» **EXERCISE**:
Copy out each line containing "años" from the entries below.
***
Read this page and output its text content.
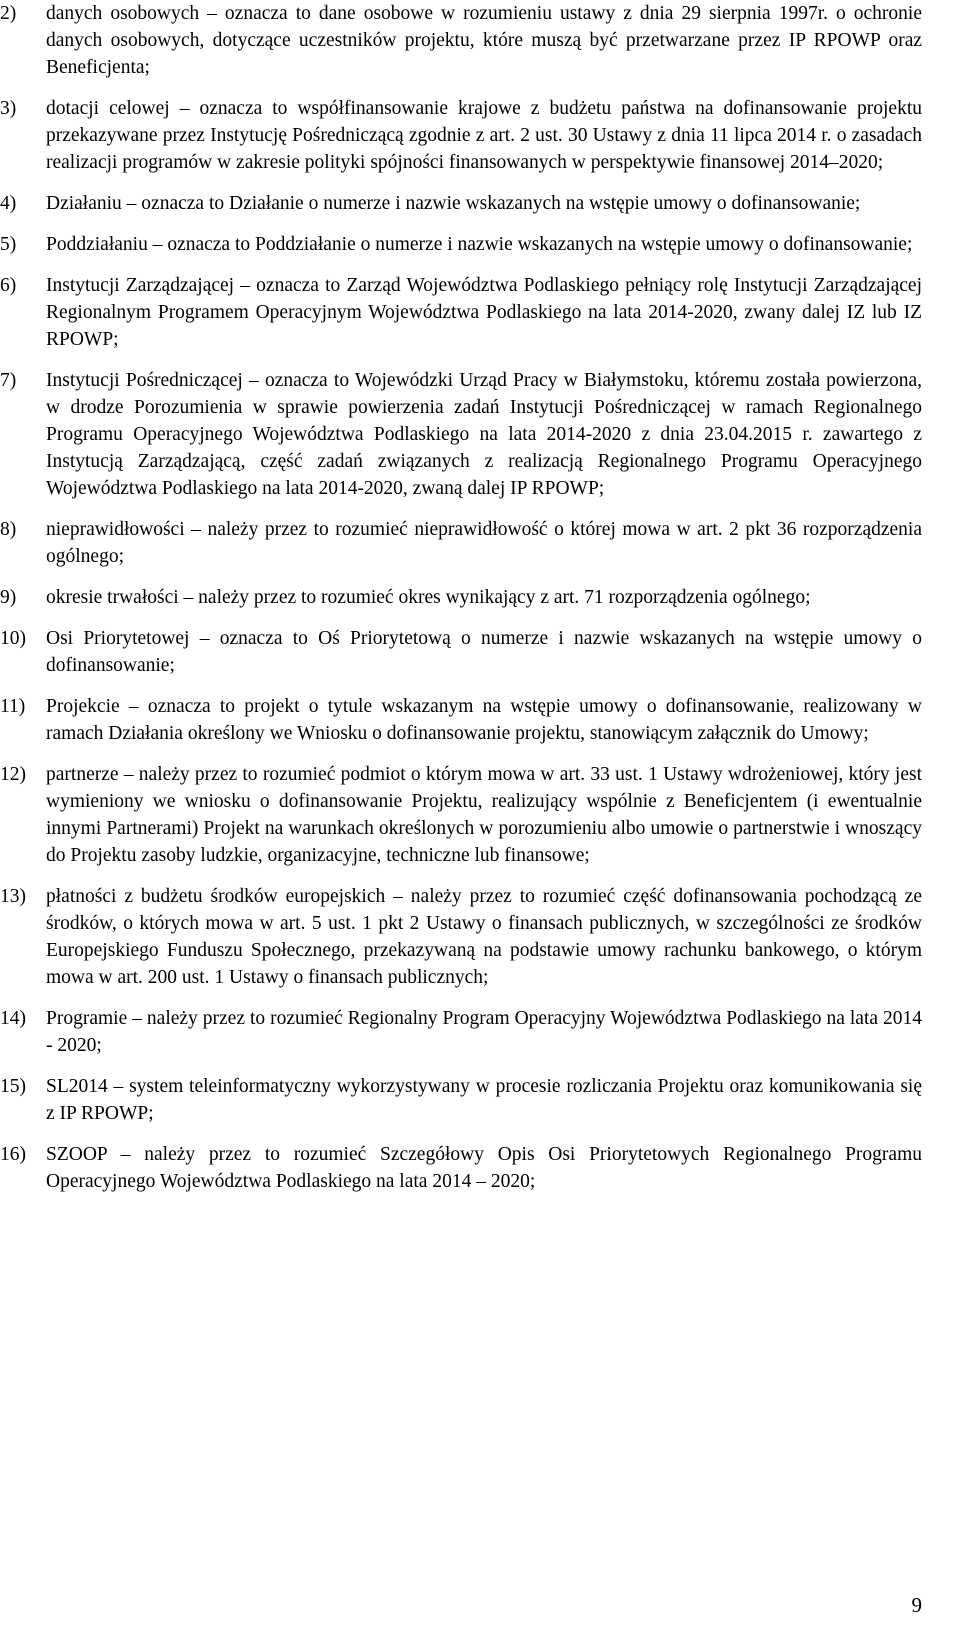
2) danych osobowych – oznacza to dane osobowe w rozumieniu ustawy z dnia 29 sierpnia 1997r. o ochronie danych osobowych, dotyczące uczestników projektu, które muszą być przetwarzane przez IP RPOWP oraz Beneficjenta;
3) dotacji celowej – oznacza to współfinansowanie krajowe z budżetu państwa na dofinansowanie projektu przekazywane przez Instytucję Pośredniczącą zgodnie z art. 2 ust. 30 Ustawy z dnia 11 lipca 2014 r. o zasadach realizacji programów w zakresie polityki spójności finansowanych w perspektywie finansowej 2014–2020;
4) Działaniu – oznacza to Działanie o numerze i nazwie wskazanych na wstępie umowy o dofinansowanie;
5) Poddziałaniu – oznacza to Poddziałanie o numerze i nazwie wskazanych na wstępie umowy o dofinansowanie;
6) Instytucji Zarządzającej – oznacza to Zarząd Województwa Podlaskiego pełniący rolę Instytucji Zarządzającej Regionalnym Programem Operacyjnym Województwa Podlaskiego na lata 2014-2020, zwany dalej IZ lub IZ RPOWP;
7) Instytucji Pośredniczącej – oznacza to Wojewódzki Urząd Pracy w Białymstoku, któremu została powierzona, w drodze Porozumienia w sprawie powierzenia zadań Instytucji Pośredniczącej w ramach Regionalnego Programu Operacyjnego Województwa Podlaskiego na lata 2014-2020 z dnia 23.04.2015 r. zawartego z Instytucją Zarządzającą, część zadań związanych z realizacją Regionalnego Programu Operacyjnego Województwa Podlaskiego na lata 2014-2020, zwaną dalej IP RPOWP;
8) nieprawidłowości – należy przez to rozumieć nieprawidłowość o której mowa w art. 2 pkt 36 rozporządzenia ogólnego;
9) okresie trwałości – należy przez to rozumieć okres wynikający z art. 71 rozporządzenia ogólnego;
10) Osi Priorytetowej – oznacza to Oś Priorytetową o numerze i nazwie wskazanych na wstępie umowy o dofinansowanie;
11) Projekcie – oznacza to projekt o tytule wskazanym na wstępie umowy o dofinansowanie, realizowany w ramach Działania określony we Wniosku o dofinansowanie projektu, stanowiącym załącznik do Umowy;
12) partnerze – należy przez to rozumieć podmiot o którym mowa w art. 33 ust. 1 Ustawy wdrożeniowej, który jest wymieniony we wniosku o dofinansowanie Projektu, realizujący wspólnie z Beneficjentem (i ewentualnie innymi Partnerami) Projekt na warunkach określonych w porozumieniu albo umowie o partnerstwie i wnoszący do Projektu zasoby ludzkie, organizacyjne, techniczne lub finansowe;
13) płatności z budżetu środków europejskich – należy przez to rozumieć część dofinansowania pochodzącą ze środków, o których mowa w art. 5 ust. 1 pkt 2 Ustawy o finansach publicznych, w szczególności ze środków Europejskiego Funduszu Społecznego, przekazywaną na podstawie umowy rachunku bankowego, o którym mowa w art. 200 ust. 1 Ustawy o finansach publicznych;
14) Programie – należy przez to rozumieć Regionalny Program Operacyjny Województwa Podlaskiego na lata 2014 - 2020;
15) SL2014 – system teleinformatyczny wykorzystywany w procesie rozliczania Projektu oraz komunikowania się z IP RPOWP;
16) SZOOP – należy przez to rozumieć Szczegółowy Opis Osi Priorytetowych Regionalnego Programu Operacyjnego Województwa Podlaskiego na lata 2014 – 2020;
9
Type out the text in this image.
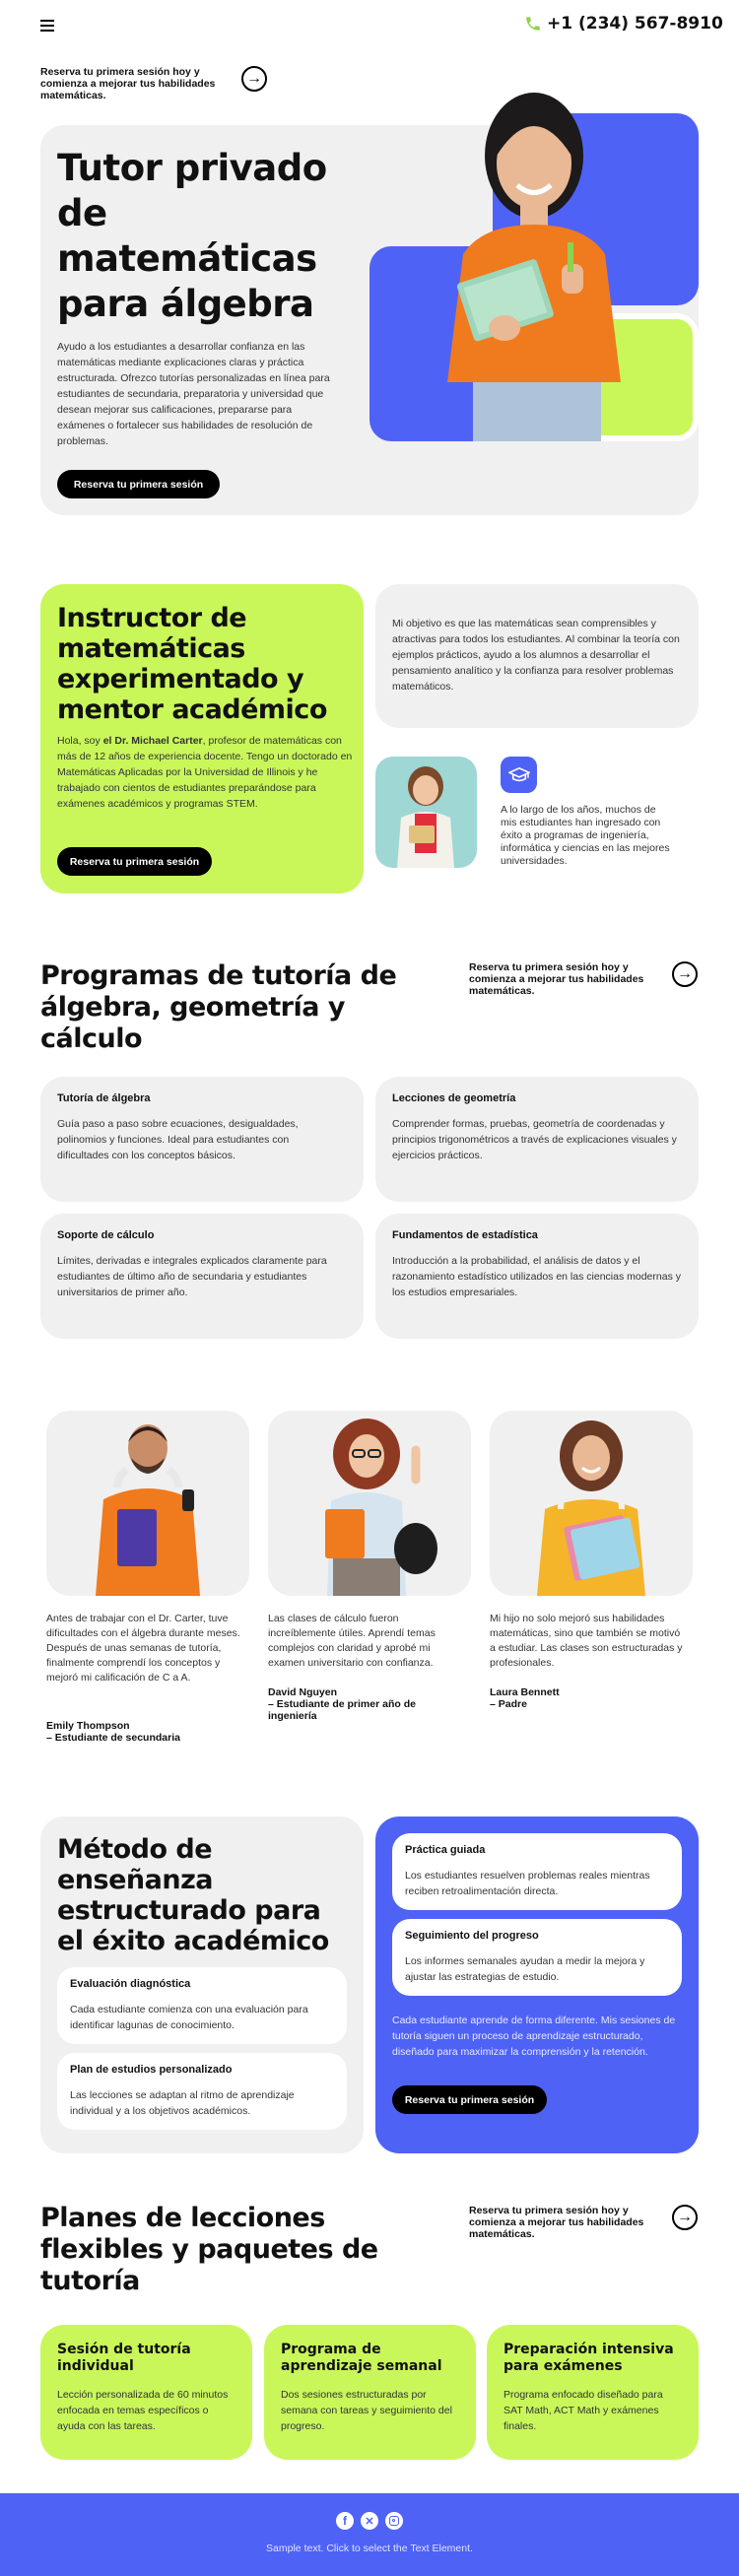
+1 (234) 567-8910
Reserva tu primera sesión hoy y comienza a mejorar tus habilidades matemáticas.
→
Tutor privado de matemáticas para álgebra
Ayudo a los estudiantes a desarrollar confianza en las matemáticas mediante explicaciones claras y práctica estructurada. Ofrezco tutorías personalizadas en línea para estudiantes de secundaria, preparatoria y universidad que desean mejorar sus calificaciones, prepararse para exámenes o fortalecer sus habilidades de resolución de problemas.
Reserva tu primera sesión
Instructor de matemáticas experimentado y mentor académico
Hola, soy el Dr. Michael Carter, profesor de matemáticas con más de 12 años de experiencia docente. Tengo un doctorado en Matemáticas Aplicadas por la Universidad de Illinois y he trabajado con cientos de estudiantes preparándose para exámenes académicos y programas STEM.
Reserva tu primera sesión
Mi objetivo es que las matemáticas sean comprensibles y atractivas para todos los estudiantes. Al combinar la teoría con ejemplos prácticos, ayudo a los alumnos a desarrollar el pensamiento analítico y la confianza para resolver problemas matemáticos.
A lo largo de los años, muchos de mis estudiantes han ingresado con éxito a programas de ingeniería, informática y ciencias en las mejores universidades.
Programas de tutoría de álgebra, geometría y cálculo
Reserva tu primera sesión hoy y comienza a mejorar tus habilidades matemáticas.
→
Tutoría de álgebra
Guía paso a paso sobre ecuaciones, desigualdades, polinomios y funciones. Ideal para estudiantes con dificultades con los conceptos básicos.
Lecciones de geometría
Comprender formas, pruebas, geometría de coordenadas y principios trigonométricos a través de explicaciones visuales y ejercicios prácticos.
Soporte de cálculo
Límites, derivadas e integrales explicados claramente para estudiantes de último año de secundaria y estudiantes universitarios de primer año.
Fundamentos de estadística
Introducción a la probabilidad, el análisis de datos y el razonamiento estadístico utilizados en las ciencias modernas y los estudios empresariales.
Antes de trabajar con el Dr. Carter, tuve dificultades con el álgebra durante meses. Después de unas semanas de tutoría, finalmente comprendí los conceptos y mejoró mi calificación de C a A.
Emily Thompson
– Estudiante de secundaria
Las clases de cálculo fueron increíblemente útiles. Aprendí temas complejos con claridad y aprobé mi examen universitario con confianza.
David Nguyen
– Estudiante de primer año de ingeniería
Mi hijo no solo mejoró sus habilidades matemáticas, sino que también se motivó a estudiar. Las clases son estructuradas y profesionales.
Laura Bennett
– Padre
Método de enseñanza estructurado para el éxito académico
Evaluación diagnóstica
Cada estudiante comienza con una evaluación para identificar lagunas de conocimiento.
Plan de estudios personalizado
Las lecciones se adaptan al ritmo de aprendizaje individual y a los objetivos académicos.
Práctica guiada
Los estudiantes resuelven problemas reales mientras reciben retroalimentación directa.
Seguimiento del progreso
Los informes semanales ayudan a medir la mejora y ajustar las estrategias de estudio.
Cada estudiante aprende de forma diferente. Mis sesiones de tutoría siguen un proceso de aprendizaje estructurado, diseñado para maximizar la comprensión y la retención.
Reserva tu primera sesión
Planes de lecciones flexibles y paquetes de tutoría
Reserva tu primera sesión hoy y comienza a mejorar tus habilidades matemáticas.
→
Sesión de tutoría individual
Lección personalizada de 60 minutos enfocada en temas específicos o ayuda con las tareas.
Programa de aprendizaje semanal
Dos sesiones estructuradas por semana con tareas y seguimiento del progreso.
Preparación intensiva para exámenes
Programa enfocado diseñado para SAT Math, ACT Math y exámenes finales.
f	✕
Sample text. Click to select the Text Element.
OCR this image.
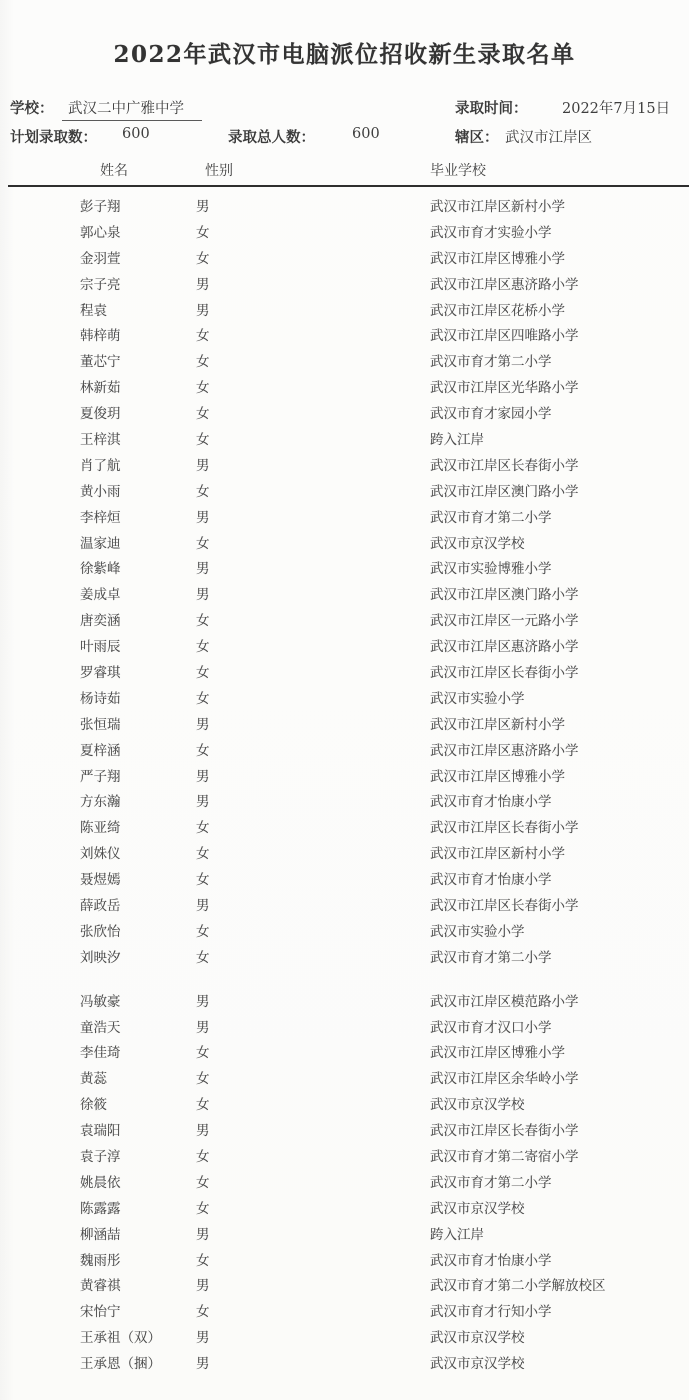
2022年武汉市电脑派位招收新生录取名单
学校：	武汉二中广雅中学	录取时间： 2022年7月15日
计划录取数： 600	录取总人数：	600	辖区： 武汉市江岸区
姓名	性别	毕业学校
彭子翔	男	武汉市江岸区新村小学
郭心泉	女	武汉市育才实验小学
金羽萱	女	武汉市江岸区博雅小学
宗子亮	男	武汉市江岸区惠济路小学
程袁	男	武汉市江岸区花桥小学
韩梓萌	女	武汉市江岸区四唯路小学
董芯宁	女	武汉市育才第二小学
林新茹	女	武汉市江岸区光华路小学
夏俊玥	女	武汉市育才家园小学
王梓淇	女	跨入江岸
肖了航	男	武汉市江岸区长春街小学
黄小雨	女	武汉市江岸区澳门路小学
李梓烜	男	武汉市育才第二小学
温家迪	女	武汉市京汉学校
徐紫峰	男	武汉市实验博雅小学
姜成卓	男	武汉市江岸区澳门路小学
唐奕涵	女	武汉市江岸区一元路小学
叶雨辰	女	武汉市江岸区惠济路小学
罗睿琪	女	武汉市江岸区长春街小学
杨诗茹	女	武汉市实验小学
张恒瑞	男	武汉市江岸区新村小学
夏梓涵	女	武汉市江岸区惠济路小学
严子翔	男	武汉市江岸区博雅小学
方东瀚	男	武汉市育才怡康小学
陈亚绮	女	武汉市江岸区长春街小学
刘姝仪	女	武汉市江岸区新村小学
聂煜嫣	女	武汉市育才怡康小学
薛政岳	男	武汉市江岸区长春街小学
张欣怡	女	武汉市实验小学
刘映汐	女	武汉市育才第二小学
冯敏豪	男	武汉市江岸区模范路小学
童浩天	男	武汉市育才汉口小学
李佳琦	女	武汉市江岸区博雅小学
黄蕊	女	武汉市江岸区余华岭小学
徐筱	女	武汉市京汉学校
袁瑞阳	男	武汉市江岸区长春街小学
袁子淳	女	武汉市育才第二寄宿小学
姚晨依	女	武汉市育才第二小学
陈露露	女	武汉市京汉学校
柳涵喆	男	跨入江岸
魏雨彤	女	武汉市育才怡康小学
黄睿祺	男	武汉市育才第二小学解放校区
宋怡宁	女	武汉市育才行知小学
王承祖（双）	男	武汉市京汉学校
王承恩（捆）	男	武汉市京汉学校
***
» **WRITTEN RESPONSE**:
Hola, soy el Dr. Michael Carter, profesor de matemáticas con más de 12 años de experiencia docente. Tengo un doctorado en Matemáticas Aplicadas por la Universidad de Illinois y he trabajado con cientos de estudiantes preparándose para exámenes académicos y programas STEM.
A lo largo de los años, muchos de mis estudiantes han ingresado con éxito a programas de ingeniería, informática y ciencias en las mejores universidades.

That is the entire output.